— begin Data —

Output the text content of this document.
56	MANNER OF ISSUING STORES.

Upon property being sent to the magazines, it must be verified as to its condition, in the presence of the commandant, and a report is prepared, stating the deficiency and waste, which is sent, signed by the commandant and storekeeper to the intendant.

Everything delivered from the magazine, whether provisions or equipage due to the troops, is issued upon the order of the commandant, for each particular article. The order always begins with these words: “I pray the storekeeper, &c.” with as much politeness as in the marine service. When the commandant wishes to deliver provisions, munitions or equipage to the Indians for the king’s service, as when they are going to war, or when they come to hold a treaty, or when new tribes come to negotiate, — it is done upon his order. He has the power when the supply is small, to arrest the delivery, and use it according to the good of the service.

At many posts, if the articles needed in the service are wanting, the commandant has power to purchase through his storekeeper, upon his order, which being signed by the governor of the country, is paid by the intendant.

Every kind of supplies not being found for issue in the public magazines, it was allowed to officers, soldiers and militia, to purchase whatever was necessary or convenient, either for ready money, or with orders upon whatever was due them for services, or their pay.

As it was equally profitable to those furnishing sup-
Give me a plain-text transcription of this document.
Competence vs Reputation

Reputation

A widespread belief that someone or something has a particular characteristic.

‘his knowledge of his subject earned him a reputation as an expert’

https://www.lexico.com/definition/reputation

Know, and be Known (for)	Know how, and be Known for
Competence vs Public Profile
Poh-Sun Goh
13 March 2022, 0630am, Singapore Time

— end Data —

→ **The exercise**
In the listing above, find the lines holding the word "document" and copy them.

→ **Written solution**
Output the text content of this document.
Give me a plain-text transcription of this document.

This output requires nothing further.